Directions - Reproduce the following material verbatim, keeping every line in its original order and every character unchanged.

Records supplied -
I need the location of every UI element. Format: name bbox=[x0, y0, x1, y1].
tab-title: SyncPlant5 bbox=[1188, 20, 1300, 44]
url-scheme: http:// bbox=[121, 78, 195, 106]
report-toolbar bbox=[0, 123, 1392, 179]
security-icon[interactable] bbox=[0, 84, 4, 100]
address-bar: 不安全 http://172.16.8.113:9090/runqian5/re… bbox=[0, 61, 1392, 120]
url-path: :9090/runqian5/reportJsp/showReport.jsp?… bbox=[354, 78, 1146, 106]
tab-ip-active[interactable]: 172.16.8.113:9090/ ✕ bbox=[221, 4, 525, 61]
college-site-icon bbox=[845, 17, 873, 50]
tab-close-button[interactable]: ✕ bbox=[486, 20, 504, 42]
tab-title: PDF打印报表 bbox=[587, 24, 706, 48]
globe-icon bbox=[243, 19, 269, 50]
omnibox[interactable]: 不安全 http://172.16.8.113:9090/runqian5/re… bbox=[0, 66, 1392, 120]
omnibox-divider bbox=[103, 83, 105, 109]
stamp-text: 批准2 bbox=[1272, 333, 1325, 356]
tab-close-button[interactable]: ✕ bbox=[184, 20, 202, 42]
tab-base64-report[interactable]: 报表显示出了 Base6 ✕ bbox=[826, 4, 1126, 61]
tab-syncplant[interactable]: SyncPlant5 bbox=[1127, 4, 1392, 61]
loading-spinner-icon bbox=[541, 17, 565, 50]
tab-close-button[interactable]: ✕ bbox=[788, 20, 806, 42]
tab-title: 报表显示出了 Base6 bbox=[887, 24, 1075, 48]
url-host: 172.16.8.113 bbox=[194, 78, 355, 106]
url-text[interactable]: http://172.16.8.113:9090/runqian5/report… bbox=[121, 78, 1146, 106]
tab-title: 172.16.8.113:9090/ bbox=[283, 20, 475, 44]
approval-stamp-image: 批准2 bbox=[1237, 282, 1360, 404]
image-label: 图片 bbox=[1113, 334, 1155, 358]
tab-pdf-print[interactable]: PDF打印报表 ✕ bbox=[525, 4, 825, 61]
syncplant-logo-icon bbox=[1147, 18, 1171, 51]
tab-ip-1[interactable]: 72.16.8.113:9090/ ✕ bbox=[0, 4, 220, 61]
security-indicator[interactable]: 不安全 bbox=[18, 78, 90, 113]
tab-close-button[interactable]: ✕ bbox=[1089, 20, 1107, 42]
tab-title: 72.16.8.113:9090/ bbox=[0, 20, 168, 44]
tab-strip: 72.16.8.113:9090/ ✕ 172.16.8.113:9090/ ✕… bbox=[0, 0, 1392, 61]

Answer below -
I need the location of every UI element. Format: name bbox=[x0, y0, x1, y1].
tab-title: SyncPlant5 bbox=[1188, 20, 1300, 44]
url-scheme: http:// bbox=[121, 78, 195, 106]
report-toolbar bbox=[0, 123, 1392, 179]
security-icon[interactable] bbox=[0, 84, 4, 100]
address-bar: 不安全 http://172.16.8.113:9090/runqian5/re… bbox=[0, 61, 1392, 120]
url-path: :9090/runqian5/reportJsp/showReport.jsp?… bbox=[354, 78, 1146, 106]
tab-ip-active[interactable]: 172.16.8.113:9090/ ✕ bbox=[221, 4, 525, 61]
college-site-icon bbox=[845, 17, 873, 50]
tab-close-button[interactable]: ✕ bbox=[486, 20, 504, 42]
tab-title: PDF打印报表 bbox=[587, 24, 706, 48]
globe-icon bbox=[243, 19, 269, 50]
omnibox[interactable]: 不安全 http://172.16.8.113:9090/runqian5/re… bbox=[0, 66, 1392, 120]
omnibox-divider bbox=[103, 83, 105, 109]
stamp-text: 批准2 bbox=[1272, 333, 1325, 356]
tab-close-button[interactable]: ✕ bbox=[184, 20, 202, 42]
tab-base64-report[interactable]: 报表显示出了 Base6 ✕ bbox=[826, 4, 1126, 61]
tab-syncplant[interactable]: SyncPlant5 bbox=[1127, 4, 1392, 61]
loading-spinner-icon bbox=[541, 17, 565, 50]
tab-close-button[interactable]: ✕ bbox=[788, 20, 806, 42]
tab-title: 报表显示出了 Base6 bbox=[887, 24, 1075, 48]
url-host: 172.16.8.113 bbox=[194, 78, 355, 106]
url-text[interactable]: http://172.16.8.113:9090/runqian5/report… bbox=[121, 78, 1146, 106]
tab-title: 172.16.8.113:9090/ bbox=[283, 20, 475, 44]
approval-stamp-image: 批准2 bbox=[1237, 282, 1360, 404]
image-label: 图片 bbox=[1113, 334, 1155, 358]
tab-pdf-print[interactable]: PDF打印报表 ✕ bbox=[525, 4, 825, 61]
syncplant-logo-icon bbox=[1147, 18, 1171, 51]
tab-ip-1[interactable]: 72.16.8.113:9090/ ✕ bbox=[0, 4, 220, 61]
security-indicator[interactable]: 不安全 bbox=[18, 78, 90, 113]
tab-close-button[interactable]: ✕ bbox=[1089, 20, 1107, 42]
tab-title: 72.16.8.113:9090/ bbox=[0, 20, 168, 44]
tab-strip: 72.16.8.113:9090/ ✕ 172.16.8.113:9090/ ✕… bbox=[0, 0, 1392, 61]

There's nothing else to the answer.